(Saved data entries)
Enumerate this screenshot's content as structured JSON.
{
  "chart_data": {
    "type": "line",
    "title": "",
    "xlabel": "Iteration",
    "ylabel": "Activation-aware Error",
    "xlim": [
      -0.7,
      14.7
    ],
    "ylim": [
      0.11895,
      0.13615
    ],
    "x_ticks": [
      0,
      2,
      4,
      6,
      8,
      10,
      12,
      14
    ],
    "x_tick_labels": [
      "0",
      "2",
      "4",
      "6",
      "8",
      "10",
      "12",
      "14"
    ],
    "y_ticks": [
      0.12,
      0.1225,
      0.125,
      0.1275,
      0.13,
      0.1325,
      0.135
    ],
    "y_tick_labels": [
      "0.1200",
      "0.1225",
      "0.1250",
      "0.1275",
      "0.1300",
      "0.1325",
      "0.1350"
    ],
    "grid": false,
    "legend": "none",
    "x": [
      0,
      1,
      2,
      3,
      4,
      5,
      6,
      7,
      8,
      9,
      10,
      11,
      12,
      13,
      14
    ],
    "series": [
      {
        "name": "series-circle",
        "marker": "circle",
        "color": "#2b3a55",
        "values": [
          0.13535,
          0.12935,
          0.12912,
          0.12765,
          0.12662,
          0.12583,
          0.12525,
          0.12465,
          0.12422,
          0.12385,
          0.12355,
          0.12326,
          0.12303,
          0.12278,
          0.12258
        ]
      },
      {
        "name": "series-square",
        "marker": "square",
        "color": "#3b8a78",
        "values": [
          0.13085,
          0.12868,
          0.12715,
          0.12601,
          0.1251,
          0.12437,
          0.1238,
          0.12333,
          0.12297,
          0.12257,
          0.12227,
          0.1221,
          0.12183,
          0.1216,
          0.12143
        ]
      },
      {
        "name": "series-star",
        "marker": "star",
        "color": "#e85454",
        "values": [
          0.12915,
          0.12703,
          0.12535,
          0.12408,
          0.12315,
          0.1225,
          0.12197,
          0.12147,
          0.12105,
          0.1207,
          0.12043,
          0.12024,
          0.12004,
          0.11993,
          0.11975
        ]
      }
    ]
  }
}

**What you have to do**
Look through the data above. Copy every line with the string "name" in it.

**Result for this task**
        "name": "series-circle",
        "name": "series-square",
        "name": "series-star",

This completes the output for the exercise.